PROBLEM: Omit the pictures, then write out every entry exactly as it reads.

Data excerpts
#####

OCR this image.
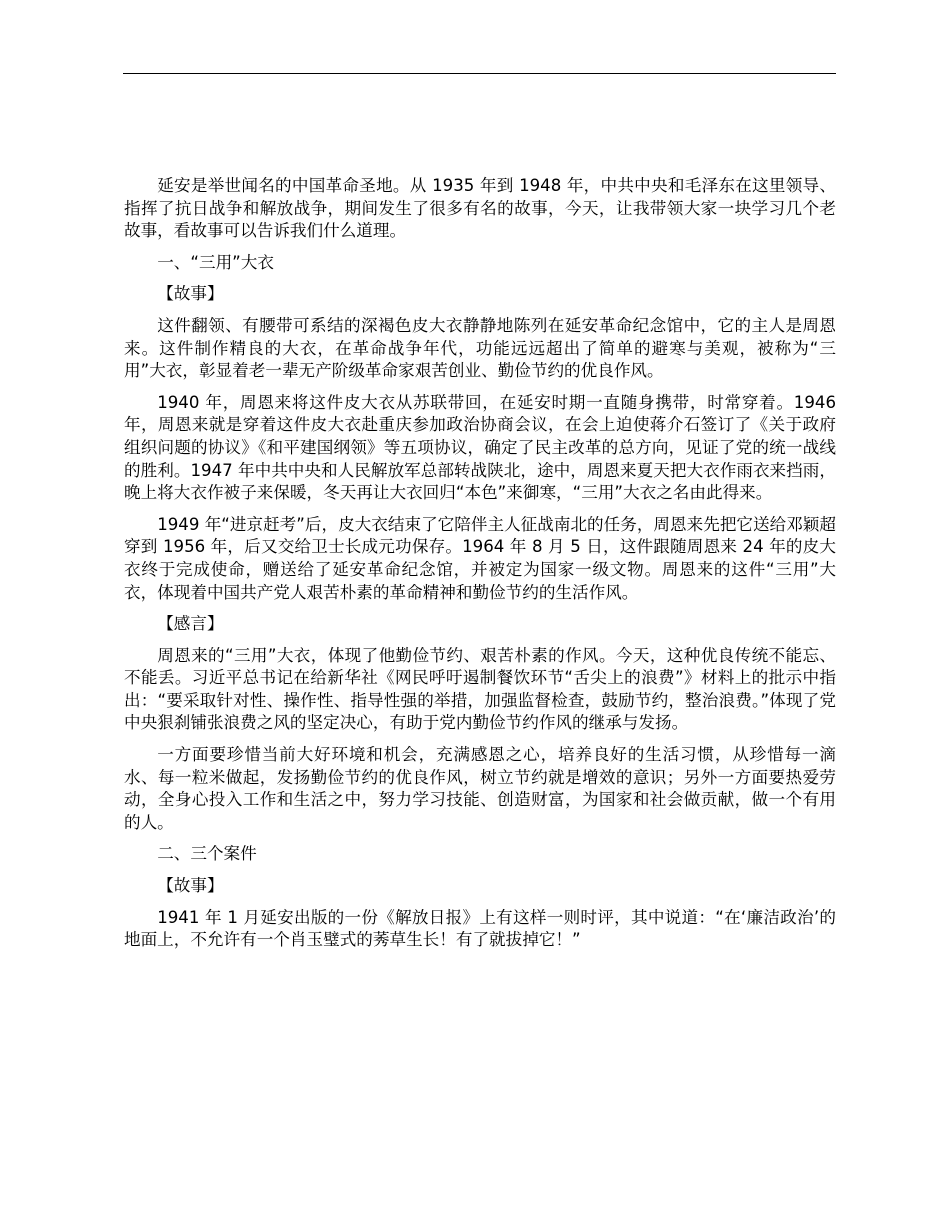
延安是举世闻名的中国革命圣地。从 1935 年到 1948 年，中共中央和毛泽东在这里领导、指挥了抗日战争和解放战争，期间发生了很多有名的故事，今天，让我带领大家一块学习几个老故事，看故事可以告诉我们什么道理。

一、“三用”大衣

【故事】

这件翻领、有腰带可系结的深褐色皮大衣静静地陈列在延安革命纪念馆中，它的主人是周恩来。这件制作精良的大衣，在革命战争年代，功能远远超出了简单的避寒与美观，被称为“三用”大衣，彰显着老一辈无产阶级革命家艰苦创业、勤俭节约的优良作风。

1940 年，周恩来将这件皮大衣从苏联带回，在延安时期一直随身携带，时常穿着。1946 年，周恩来就是穿着这件皮大衣赴重庆参加政治协商会议，在会上迫使蒋介石签订了《关于政府组织问题的协议》《和平建国纲领》等五项协议，确定了民主改革的总方向，见证了党的统一战线的胜利。1947 年中共中央和人民解放军总部转战陕北，途中，周恩来夏天把大衣作雨衣来挡雨，晚上将大衣作被子来保暖，冬天再让大衣回归“本色”来御寒，“三用”大衣之名由此得来。

1949 年“进京赶考”后，皮大衣结束了它陪伴主人征战南北的任务，周恩来先把它送给邓颖超穿到 1956 年，后又交给卫士长成元功保存。1964 年 8 月 5 日，这件跟随周恩来 24 年的皮大衣终于完成使命，赠送给了延安革命纪念馆，并被定为国家一级文物。周恩来的这件“三用”大衣，体现着中国共产党人艰苦朴素的革命精神和勤俭节约的生活作风。

【感言】

周恩来的“三用”大衣，体现了他勤俭节约、艰苦朴素的作风。今天，这种优良传统不能忘、不能丢。习近平总书记在给新华社《网民呼吁遏制餐饮环节“舌尖上的浪费”》材料上的批示中指出：“要采取针对性、操作性、指导性强的举措，加强监督检查，鼓励节约，整治浪费。”体现了党中央狠刹铺张浪费之风的坚定决心，有助于党内勤俭节约作风的继承与发扬。

一方面要珍惜当前大好环境和机会，充满感恩之心，培养良好的生活习惯，从珍惜每一滴水、每一粒米做起，发扬勤俭节约的优良作风，树立节约就是增效的意识；另外一方面要热爱劳动，全身心投入工作和生活之中，努力学习技能、创造财富，为国家和社会做贡献，做一个有用的人。

二、三个案件

【故事】

1941 年 1 月延安出版的一份《解放日报》上有这样一则时评，其中说道：“在‘廉洁政治’的地面上，不允许有一个肖玉璧式的莠草生长！有了就拔掉它！”
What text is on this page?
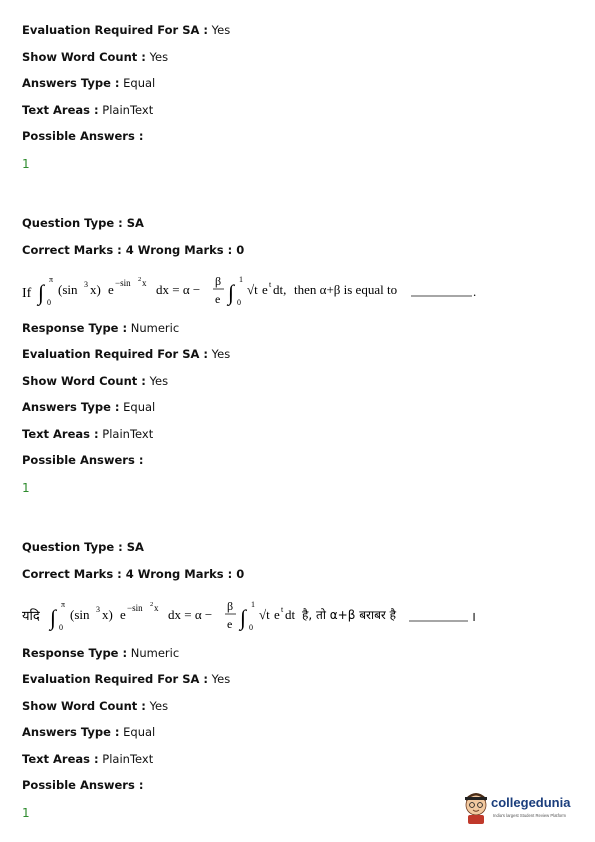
Evaluation Required For SA : Yes
Show Word Count : Yes
Answers Type : Equal
Text Areas : PlainText
Possible Answers :
1
Question Type : SA
Correct Marks : 4 Wrong Marks : 0
If ∫
π
0
(sin 3 x) e −sin 2 x dx = α −
β
e ∫
1
0
√t e t dt, then α+β is equal to	.
Response Type : Numeric
Evaluation Required For SA : Yes
Show Word Count : Yes
Answers Type : Equal
Text Areas : PlainText
Possible Answers :
1
Question Type : SA
Correct Marks : 4 Wrong Marks : 0
यदि ∫
π
0
(sin 3 x) e −sin 2 x dx = α −
β
e ∫
1
0
√t e t dt है, तो α+β बराबर है	।
Response Type : Numeric
Evaluation Required For SA : Yes
Show Word Count : Yes
Answers Type : Equal
Text Areas : PlainText
Possible Answers :
1
collegedunia
India's largest Student Review Platform
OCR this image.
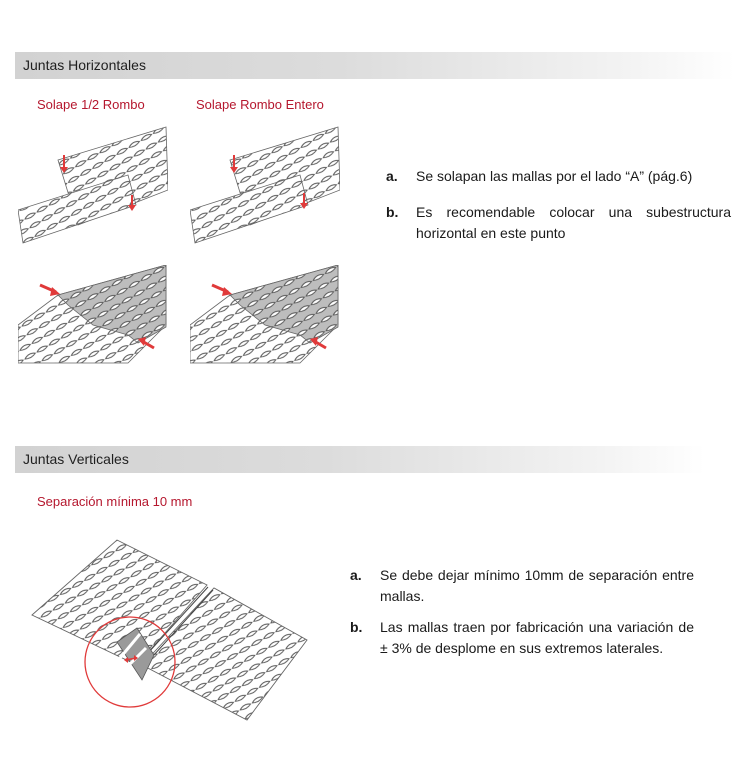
Juntas Horizontales
Solape 1/2 Rombo	Solape Rombo Entero
a. Se solapan las mallas por el lado “A” (pág.6)
b. Es recomendable colocar una subestructura horizontal en este punto
Juntas Verticales
Separación mínima 10 mm
a. Se debe dejar mínimo 10mm de separación entre mallas.
b. Las mallas traen por fabricación una variación de ± 3% de desplome en sus extremos laterales.
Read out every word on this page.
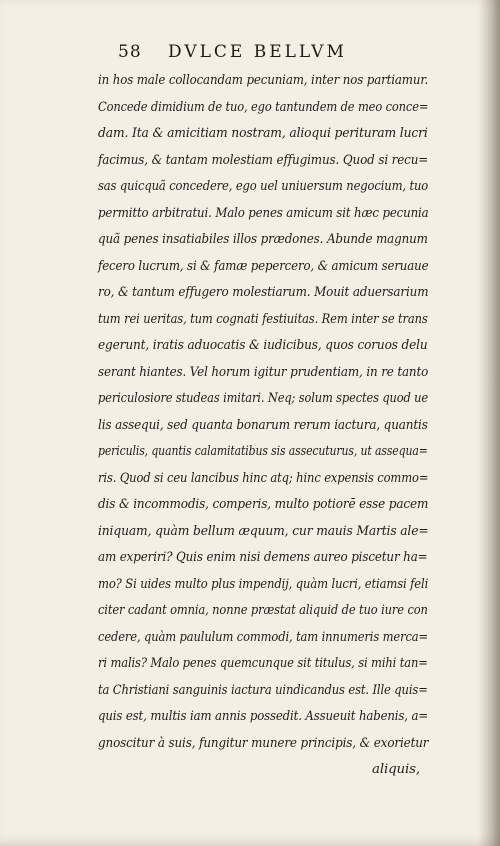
58 DVLCE BELLVM
in hos male collocandam pecuniam, inter nos partiamur.
Concede dimidium de tuo, ego tantundem de meo conce=
dam. Ita & amicitiam nostram, alioqui perituram lucri
facimus, & tantam molestiam effugimus. Quod si recu=
sas quicquã concedere, ego uel uniuersum negocium, tuo
permitto arbitratui. Malo penes amicum sit hæc pecunia
quã penes insatiabiles illos prædones. Abunde magnum
fecero lucrum, si & famæ pepercero, & amicum seruaue
ro, & tantum effugero molestiarum. Mouit aduersarium
tum rei ueritas, tum cognati festiuitas. Rem inter se trans
egerunt, iratis aduocatis & iudicibus, quos coruos delu
serant hiantes. Vel horum igitur prudentiam, in re tanto
periculosiore studeas imitari. Neq; solum spectes quod ue
lis assequi, sed quanta bonarum rerum iactura, quantis
periculis, quantis calamitatibus sis assecuturus, ut assequa=
ris. Quod si ceu lancibus hinc atq; hinc expensis commo=
dis & incommodis, comperis, multo potiorē esse pacem
iniquam, quàm bellum æquum, cur mauis Martis ale=
am experiri? Quis enim nisi demens aureo piscetur ha=
mo? Si uides multo plus impendij, quàm lucri, etiamsi feli
citer cadant omnia, nonne præstat aliquid de tuo iure con
cedere, quàm paululum commodi, tam innumeris merca=
ri malis? Malo penes quemcunque sit titulus, si mihi tan=
ta Christiani sanguinis iactura uindicandus est. Ille quis=
quis est, multis iam annis possedit. Assueuit habenis, a=
gnoscitur à suis, fungitur munere principis, & exorietur
aliquis,
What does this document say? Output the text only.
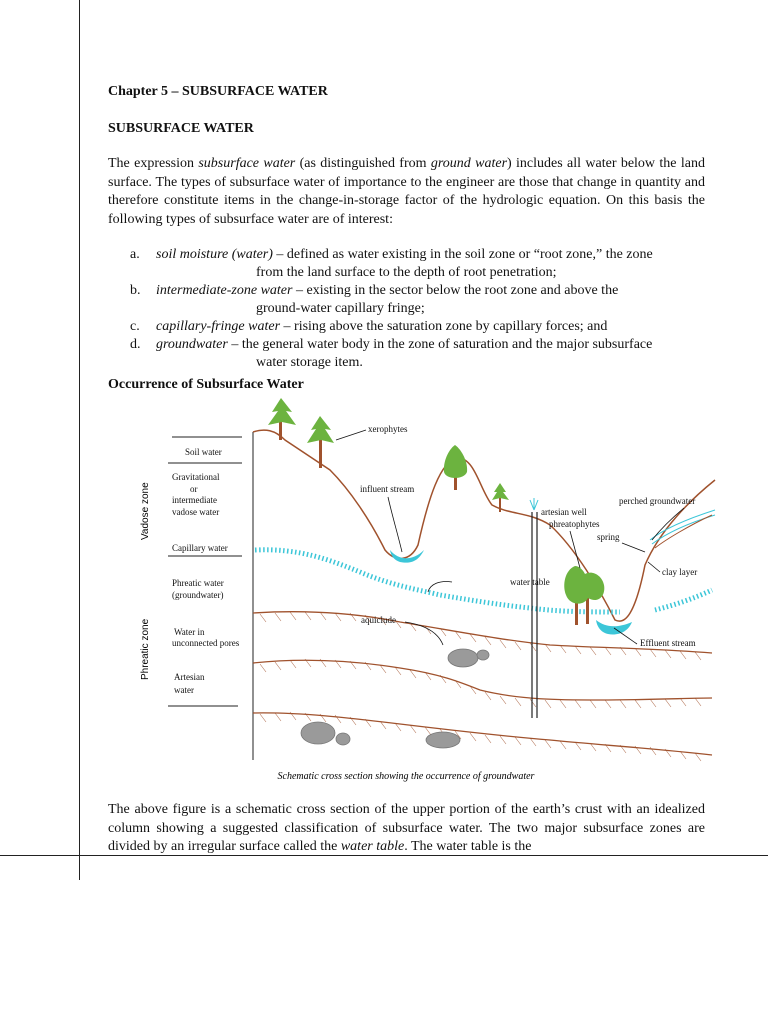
Chapter 5 – SUBSURFACE WATER
SUBSURFACE WATER

The expression subsurface water (as distinguished from ground water) includes all water below the land surface. The types of subsurface water of importance to the engineer are those that change in quantity and therefore constitute items in the change-in-storage factor of the hydrologic equation. On this basis the following types of subsurface water are of interest:

a. soil moisture (water) – defined as water existing in the soil zone or “root zone,” the zone
from the land surface to the depth of root penetration;

b. intermediate-zone water – existing in the sector below the root zone and above the
ground-water capillary fringe;

c. capillary-fringe water – rising above the saturation zone by capillary forces; and

d. groundwater – the general water body in the zone of saturation and the major subsurface
water storage item.

Occurrence of Subsurface Water
Vadose zone
Phreatic zone
Soil water
Gravitational
or
intermediate
vadose water
Capillary water
Phreatic water
(groundwater)
Water in
unconnected pores
Artesian
water
xerophytes
influent stream
artesian well
phreatophytes
perched groundwater
spring
clay layer
water table
aquiclude
Effluent stream
Schematic cross section showing the occurrence of groundwater

The above figure is a schematic cross section of the upper portion of the earth’s crust with an idealized column showing a suggested classification of subsurface water. The two major subsurface zones are divided by an irregular surface called the water table. The water table is the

#####

RESULT OF THE EXERCISE:
OCR this image.
延安是举世闻名的中国革命圣地。从 1935 年到 1948 年，中共中央和毛泽东在这里领导、指挥了抗日战争和解放战争，期间发生了很多有名的故事，今天，让我带领大家一块学习几个老故事，看故事可以告诉我们什么道理。

一、“三用”大衣

【故事】

这件翻领、有腰带可系结的深褐色皮大衣静静地陈列在延安革命纪念馆中，它的主人是周恩来。这件制作精良的大衣，在革命战争年代，功能远远超出了简单的避寒与美观，被称为“三用”大衣，彰显着老一辈无产阶级革命家艰苦创业、勤俭节约的优良作风。

1940 年，周恩来将这件皮大衣从苏联带回，在延安时期一直随身携带，时常穿着。1946 年，周恩来就是穿着这件皮大衣赴重庆参加政治协商会议，在会上迫使蒋介石签订了《关于政府组织问题的协议》《和平建国纲领》等五项协议，确定了民主改革的总方向，见证了党的统一战线的胜利。1947 年中共中央和人民解放军总部转战陕北，途中，周恩来夏天把大衣作雨衣来挡雨，晚上将大衣作被子来保暖，冬天再让大衣回归“本色”来御寒，“三用”大衣之名由此得来。

1949 年“进京赶考”后，皮大衣结束了它陪伴主人征战南北的任务，周恩来先把它送给邓颖超穿到 1956 年，后又交给卫士长成元功保存。1964 年 8 月 5 日，这件跟随周恩来 24 年的皮大衣终于完成使命，赠送给了延安革命纪念馆，并被定为国家一级文物。周恩来的这件“三用”大衣，体现着中国共产党人艰苦朴素的革命精神和勤俭节约的生活作风。

【感言】

周恩来的“三用”大衣，体现了他勤俭节约、艰苦朴素的作风。今天，这种优良传统不能忘、不能丢。习近平总书记在给新华社《网民呼吁遏制餐饮环节“舌尖上的浪费”》材料上的批示中指出：“要采取针对性、操作性、指导性强的举措，加强监督检查，鼓励节约，整治浪费。”体现了党中央狠刹铺张浪费之风的坚定决心，有助于党内勤俭节约作风的继承与发扬。

一方面要珍惜当前大好环境和机会，充满感恩之心，培养良好的生活习惯，从珍惜每一滴水、每一粒米做起，发扬勤俭节约的优良作风，树立节约就是增效的意识；另外一方面要热爱劳动，全身心投入工作和生活之中，努力学习技能、创造财富，为国家和社会做贡献，做一个有用的人。

二、三个案件

【故事】

1941 年 1 月延安出版的一份《解放日报》上有这样一则时评，其中说道：“在‘廉洁政治’的地面上，不允许有一个肖玉璧式的莠草生长！有了就拔掉它！”
What text is on this page?
Evaluation Required For SA : Yes
Show Word Count : Yes
Answers Type : Equal
Text Areas : PlainText
Possible Answers :
1
Question Type : SA
Correct Marks : 4 Wrong Marks : 0
If ∫
π
0
(sin 3 x) e −sin 2 x dx = α −
β
e ∫
1
0
√t e t dt, then α+β is equal to	.
Response Type : Numeric
Evaluation Required For SA : Yes
Show Word Count : Yes
Answers Type : Equal
Text Areas : PlainText
Possible Answers :
1
Question Type : SA
Correct Marks : 4 Wrong Marks : 0
यदि ∫
π
0
(sin 3 x) e −sin 2 x dx = α −
β
e ∫
1
0
√t e t dt है, तो α+β बराबर है	।
Response Type : Numeric
Evaluation Required For SA : Yes
Show Word Count : Yes
Answers Type : Equal
Text Areas : PlainText
Possible Answers :
1
collegedunia
India's largest Student Review Platform
OCR this image.
Juntas Horizontales
Solape 1/2 Rombo	Solape Rombo Entero
a. Se solapan las mallas por el lado “A” (pág.6)
b. Es recomendable colocar una subestructura horizontal en este punto
Juntas Verticales
Separación mínima 10 mm
a. Se debe dejar mínimo 10mm de separación entre mallas.
b. Las mallas traen por fabricación una variación de ± 3% de desplome en sus extremos laterales.
Read out every word on this page.
58 DVLCE BELLVM
in hos male collocandam pecuniam, inter nos partiamur.
Concede dimidium de tuo, ego tantundem de meo conce=
dam. Ita & amicitiam nostram, alioqui perituram lucri
facimus, & tantam molestiam effugimus. Quod si recu=
sas quicquã concedere, ego uel uniuersum negocium, tuo
permitto arbitratui. Malo penes amicum sit hæc pecunia
quã penes insatiabiles illos prædones. Abunde magnum
fecero lucrum, si & famæ pepercero, & amicum seruaue
ro, & tantum effugero molestiarum. Mouit aduersarium
tum rei ueritas, tum cognati festiuitas. Rem inter se trans
egerunt, iratis aduocatis & iudicibus, quos coruos delu
serant hiantes. Vel horum igitur prudentiam, in re tanto
periculosiore studeas imitari. Neq; solum spectes quod ue
lis assequi, sed quanta bonarum rerum iactura, quantis
periculis, quantis calamitatibus sis assecuturus, ut assequa=
ris. Quod si ceu lancibus hinc atq; hinc expensis commo=
dis & incommodis, comperis, multo potiorē esse pacem
iniquam, quàm bellum æquum, cur mauis Martis ale=
am experiri? Quis enim nisi demens aureo piscetur ha=
mo? Si uides multo plus impendij, quàm lucri, etiamsi feli
citer cadant omnia, nonne præstat aliquid de tuo iure con
cedere, quàm paululum commodi, tam innumeris merca=
ri malis? Malo penes quemcunque sit titulus, si mihi tan=
ta Christiani sanguinis iactura uindicandus est. Ille quis=
quis est, multis iam annis possedit. Assueuit habenis, a=
gnoscitur à suis, fungitur munere principis, & exorietur
aliquis,
What does this document say? Output the text only.
Chapter 5 – SUBSURFACE WATER
SUBSURFACE WATER

The expression subsurface water (as distinguished from ground water) includes all water below the land surface. The types of subsurface water of importance to the engineer are those that change in quantity and therefore constitute items in the change-in-storage factor of the hydrologic equation. On this basis the following types of subsurface water are of interest:

a. soil moisture (water) – defined as water existing in the soil zone or “root zone,” the zone
from the land surface to the depth of root penetration;

b. intermediate-zone water – existing in the sector below the root zone and above the
ground-water capillary fringe;

c. capillary-fringe water – rising above the saturation zone by capillary forces; and

d. groundwater – the general water body in the zone of saturation and the major subsurface
water storage item.

Occurrence of Subsurface Water
Vadose zone
Phreatic zone
Soil water
Gravitational
or
intermediate
vadose water
Capillary water
Phreatic water
(groundwater)
Water in
unconnected pores
Artesian
water
xerophytes
influent stream
artesian well
phreatophytes
perched groundwater
spring
clay layer
water table
aquiclude
Effluent stream
Schematic cross section showing the occurrence of groundwater

The above figure is a schematic cross section of the upper portion of the earth’s crust with an idealized column showing a suggested classification of subsurface water. The two major subsurface zones are divided by an irregular surface called the water table. The water table is the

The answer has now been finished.